EXTRAIT D'ENTREVUE –
★ ★ ★ ★ ★

Madeline Shoot

Publié le 20/07/2025
Depuis combien de temps êtes-vous membre de l’ACE?
Depuis près de deux ans.
Comment en êtes-vous venue à vous intéresser à l’ergonomie?
J’ai commencé à m’intéresser à l’ergonomie dans le cadre de mes études de premier cycle. Lorsque j’étudiais en kinésiologie, je voulais toujours en savoir plus sur les patrons moteurs et le développement moteur auprès de différentes populations. Lors de ma dernière année, j’ai pris le risque de m’inscrire à un cours d’ergonomie, car il cadrait bien avec mes intérêts pour la biomécanique. Ce cours m’a rapidement convaincue que faire carrière dans le domaine de l’ergonomie me permettrait de mettre en pratique mes connaissances et d’avoir un impact sur la vie quotidienne des gens.
Qu’auriez-vous aimé apprendre à l’école?
J’aurais aimé avoir la possibilité de travailler sur des projets qui ne sont pas basés sur un calendrier semestriel. Ce n’est pas quelque chose que j’aurais pu apprendre à l’école, mais je pense que c’est une chose qu’on doit découvrir à un moment ou à un autre au cours de nos études postsecondaires. À l’école, on entend souvent parler de projets impressionnants réalisés par des personnes occupant des postes dont on rêve, et dont la durée s’étend souvent sur plusieurs années. C’est un concept difficile à comprendre tant que l’on n’a pas participé à un projet qui dure plus d’un semestre. Comment peut-on rester motivé sur un projet dont l’échéance est si lointaine, voire incertaine? J’aurais donc aimé avoir des conseils sur la façon de m’habituer à des échéanciers longs et variables.

★ ★ ★ ★ ★

JEU D'ENREGISTREMENTS –
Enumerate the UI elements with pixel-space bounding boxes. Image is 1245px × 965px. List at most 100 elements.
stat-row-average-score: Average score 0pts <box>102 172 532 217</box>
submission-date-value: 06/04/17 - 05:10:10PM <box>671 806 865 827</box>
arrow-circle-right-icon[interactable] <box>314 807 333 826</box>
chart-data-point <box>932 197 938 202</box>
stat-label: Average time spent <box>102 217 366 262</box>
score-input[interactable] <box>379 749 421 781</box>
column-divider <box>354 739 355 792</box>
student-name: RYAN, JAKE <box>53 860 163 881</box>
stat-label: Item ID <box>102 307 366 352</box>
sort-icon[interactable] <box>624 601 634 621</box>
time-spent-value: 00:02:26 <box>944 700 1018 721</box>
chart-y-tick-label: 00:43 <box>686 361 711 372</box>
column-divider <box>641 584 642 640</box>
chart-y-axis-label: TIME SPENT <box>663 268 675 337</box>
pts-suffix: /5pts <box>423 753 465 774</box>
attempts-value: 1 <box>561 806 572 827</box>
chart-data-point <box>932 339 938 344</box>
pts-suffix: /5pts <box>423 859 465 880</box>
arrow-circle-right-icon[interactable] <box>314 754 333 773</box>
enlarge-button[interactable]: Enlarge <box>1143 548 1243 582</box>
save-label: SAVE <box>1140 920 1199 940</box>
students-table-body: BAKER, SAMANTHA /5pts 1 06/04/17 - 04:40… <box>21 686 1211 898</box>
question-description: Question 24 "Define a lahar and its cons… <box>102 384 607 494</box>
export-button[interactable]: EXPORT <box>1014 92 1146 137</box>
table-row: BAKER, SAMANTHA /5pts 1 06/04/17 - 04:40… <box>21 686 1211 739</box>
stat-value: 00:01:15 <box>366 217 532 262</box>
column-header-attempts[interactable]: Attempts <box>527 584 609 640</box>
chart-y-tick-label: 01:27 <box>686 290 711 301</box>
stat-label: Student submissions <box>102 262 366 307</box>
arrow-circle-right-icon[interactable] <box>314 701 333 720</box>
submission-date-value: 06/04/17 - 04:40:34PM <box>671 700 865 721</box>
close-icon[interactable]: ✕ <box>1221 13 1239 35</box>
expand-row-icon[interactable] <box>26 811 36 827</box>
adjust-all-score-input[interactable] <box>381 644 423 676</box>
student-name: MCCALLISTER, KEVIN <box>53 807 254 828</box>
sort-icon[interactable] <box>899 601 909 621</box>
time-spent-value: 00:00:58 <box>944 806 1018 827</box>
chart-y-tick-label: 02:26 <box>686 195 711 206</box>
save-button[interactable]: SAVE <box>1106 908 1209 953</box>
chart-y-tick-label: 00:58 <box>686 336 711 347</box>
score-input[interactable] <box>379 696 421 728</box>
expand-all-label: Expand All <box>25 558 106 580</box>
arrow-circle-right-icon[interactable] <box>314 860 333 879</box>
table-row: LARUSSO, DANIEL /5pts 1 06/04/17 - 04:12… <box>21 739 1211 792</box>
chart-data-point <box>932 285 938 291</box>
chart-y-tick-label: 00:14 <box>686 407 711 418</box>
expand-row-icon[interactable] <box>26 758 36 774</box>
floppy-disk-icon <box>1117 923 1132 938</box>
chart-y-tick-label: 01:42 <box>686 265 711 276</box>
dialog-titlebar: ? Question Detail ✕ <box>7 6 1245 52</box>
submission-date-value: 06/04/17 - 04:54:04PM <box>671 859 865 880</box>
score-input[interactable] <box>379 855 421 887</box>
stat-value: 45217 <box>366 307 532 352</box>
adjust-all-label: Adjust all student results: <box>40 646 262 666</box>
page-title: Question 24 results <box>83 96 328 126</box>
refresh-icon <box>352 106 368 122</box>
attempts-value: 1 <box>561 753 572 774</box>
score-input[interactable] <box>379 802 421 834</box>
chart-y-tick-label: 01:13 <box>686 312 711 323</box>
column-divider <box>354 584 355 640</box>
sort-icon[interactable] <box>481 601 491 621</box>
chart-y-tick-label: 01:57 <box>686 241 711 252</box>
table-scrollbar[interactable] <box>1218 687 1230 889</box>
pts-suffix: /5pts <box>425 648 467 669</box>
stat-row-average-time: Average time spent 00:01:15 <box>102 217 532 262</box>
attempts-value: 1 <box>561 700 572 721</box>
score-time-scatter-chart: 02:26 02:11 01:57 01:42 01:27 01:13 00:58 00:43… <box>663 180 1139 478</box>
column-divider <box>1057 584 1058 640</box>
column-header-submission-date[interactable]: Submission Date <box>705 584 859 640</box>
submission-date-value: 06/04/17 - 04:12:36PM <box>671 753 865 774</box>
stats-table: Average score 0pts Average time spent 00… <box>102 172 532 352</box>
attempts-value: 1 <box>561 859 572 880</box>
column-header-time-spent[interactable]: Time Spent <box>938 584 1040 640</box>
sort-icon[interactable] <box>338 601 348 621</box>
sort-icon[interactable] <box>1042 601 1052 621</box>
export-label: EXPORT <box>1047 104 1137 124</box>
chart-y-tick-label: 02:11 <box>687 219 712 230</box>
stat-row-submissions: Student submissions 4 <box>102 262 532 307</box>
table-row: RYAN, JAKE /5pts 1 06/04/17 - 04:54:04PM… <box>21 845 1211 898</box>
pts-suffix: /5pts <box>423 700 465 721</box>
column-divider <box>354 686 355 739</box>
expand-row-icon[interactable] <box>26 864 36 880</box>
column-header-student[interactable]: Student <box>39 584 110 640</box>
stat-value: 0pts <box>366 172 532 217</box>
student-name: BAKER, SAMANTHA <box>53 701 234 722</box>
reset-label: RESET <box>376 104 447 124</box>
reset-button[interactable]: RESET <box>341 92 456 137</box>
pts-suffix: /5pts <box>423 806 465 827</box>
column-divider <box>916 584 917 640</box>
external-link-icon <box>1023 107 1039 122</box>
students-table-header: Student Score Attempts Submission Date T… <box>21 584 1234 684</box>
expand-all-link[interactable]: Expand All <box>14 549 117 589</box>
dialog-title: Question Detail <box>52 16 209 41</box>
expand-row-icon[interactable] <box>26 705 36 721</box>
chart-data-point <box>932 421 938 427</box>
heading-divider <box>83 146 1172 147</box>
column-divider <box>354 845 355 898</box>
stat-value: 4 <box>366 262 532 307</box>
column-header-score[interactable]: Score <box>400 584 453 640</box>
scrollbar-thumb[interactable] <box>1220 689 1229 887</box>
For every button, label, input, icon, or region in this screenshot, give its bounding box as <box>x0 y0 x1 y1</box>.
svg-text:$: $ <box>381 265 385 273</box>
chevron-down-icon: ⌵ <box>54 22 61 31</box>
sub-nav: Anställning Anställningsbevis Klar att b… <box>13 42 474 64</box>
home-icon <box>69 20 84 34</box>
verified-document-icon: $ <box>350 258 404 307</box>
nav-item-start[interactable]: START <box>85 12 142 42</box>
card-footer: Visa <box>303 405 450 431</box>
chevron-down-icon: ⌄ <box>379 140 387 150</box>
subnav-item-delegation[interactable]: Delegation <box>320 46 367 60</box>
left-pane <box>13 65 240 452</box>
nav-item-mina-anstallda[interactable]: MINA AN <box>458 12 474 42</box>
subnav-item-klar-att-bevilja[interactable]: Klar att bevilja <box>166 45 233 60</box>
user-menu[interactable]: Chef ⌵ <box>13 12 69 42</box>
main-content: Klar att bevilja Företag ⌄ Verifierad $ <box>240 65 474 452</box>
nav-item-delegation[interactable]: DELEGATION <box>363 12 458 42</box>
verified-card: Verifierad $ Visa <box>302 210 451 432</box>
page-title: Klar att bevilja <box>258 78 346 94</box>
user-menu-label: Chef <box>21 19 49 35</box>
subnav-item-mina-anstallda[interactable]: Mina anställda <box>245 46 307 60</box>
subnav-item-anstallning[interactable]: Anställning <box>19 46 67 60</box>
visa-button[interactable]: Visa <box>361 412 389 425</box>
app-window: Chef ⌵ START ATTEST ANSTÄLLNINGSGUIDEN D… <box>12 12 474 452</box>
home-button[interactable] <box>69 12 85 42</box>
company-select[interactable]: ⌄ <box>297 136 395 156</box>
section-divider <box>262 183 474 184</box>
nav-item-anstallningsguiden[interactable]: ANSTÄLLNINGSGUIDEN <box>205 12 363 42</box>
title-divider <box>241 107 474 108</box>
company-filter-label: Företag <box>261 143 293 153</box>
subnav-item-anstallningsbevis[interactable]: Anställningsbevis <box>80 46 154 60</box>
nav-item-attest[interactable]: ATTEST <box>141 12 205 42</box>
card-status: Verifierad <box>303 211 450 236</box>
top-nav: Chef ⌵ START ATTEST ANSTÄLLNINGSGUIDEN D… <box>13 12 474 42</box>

★ ★ ★ ★ ★

CONSIGNES –
#1 Remplacez « kinésiologie » par « physiothérapie » dans le passage de l'entrevue qui va de « Publié le 20/07/2025 » jusqu'à « quotidienne des gens. », puis donnez ce passage ainsi modifié.
#2 Reproduisez à l'identique les enregistrements, depuis leur début jusqu'à la ligne qui contient « student-name: RYAN, JAKE », celle-ci comprise.

RÉPONSES CI-DESSOUS –
#1
Publié le 20/07/2025
Depuis combien de temps êtes-vous membre de l’ACE?
Depuis près de deux ans.
Comment en êtes-vous venue à vous intéresser à l’ergonomie?
J’ai commencé à m’intéresser à l’ergonomie dans le cadre de mes études de premier cycle. Lorsque j’étudiais en physiothérapie, je voulais toujours en savoir plus sur les patrons moteurs et le développement moteur auprès de différentes populations. Lors de ma dernière année, j’ai pris le risque de m’inscrire à un cours d’ergonomie, car il cadrait bien avec mes intérêts pour la biomécanique. Ce cours m’a rapidement convaincue que faire carrière dans le domaine de l’ergonomie me permettrait de mettre en pratique mes connaissances et d’avoir un impact sur la vie quotidienne des gens.

#2
Enumerate the UI elements with pixel-space bounding boxes. Image is 1245px × 965px. List at most 100 elements.
stat-row-average-score: Average score 0pts <box>102 172 532 217</box>
submission-date-value: 06/04/17 - 05:10:10PM <box>671 806 865 827</box>
arrow-circle-right-icon[interactable] <box>314 807 333 826</box>
chart-data-point <box>932 197 938 202</box>
stat-label: Average time spent <box>102 217 366 262</box>
score-input[interactable] <box>379 749 421 781</box>
column-divider <box>354 739 355 792</box>
student-name: RYAN, JAKE <box>53 860 163 881</box>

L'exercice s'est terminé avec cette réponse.